Start SOURCE MATERIAL

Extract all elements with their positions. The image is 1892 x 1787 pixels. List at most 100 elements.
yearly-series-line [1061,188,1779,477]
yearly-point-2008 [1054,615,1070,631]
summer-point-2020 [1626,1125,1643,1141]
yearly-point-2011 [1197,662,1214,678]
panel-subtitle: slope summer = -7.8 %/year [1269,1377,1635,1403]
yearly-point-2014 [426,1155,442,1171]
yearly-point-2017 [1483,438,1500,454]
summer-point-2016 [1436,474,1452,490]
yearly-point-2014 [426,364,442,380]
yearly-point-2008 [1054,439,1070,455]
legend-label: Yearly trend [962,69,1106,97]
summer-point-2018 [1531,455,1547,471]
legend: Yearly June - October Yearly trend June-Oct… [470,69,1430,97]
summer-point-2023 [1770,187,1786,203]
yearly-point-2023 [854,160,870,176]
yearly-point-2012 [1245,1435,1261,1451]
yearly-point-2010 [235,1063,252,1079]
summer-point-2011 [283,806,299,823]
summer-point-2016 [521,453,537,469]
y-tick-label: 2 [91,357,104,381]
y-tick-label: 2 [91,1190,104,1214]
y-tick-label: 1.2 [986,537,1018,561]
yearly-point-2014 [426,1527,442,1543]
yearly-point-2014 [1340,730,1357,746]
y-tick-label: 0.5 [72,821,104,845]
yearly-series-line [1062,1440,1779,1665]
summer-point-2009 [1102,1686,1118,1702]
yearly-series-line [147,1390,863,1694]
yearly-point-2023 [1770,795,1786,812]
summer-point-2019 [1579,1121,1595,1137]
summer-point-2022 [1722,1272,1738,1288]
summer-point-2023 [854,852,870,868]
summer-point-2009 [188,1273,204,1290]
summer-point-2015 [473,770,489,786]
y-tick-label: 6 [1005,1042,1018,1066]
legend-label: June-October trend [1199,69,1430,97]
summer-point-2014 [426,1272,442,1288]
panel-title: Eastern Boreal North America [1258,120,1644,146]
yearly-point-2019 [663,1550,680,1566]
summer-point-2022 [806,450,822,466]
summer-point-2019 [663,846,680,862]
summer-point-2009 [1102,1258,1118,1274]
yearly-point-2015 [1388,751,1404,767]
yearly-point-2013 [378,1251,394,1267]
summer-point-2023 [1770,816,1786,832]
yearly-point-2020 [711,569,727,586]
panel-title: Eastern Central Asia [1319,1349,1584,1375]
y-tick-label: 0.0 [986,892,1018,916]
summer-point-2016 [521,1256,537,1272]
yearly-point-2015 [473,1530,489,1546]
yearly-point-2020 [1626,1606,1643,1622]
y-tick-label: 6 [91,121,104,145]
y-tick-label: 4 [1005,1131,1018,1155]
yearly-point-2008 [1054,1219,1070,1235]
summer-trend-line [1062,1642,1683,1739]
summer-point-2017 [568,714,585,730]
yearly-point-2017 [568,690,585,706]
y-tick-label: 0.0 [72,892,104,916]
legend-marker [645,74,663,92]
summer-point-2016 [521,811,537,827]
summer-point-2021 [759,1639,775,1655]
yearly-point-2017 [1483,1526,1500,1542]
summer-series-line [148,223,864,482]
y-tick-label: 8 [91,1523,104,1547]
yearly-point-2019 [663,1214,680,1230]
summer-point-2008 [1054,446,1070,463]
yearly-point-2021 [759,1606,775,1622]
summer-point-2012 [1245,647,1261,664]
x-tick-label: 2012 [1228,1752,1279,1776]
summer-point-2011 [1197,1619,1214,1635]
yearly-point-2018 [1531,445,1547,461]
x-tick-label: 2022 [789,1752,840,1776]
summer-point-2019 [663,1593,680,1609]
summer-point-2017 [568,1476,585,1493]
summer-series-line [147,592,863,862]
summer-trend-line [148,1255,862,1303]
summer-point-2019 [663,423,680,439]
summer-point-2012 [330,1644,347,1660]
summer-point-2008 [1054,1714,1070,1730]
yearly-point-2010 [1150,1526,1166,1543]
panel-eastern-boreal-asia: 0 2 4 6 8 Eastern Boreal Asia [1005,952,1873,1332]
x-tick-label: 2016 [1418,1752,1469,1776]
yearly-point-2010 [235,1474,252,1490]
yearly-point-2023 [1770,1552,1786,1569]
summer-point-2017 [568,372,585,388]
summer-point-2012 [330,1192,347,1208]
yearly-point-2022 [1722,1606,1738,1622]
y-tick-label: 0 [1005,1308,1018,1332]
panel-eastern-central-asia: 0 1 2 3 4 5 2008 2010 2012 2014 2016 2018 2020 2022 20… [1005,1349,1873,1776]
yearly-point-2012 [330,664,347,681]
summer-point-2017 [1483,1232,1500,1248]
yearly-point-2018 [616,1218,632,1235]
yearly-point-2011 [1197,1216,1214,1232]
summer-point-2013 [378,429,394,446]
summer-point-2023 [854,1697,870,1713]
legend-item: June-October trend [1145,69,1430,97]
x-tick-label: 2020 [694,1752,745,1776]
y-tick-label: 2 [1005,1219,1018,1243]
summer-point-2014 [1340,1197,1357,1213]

End SOURCE MATERIAL

# EXERCISE DESCRIPTION:
Find every line in the items above that contains the word "series", and copy each of those lines.

# RESPONSE BELOW:
yearly-series-line [1061,188,1779,477]
yearly-series-line [1062,1440,1779,1665]
yearly-series-line [147,1390,863,1694]
summer-series-line [148,223,864,482]
summer-series-line [147,592,863,862]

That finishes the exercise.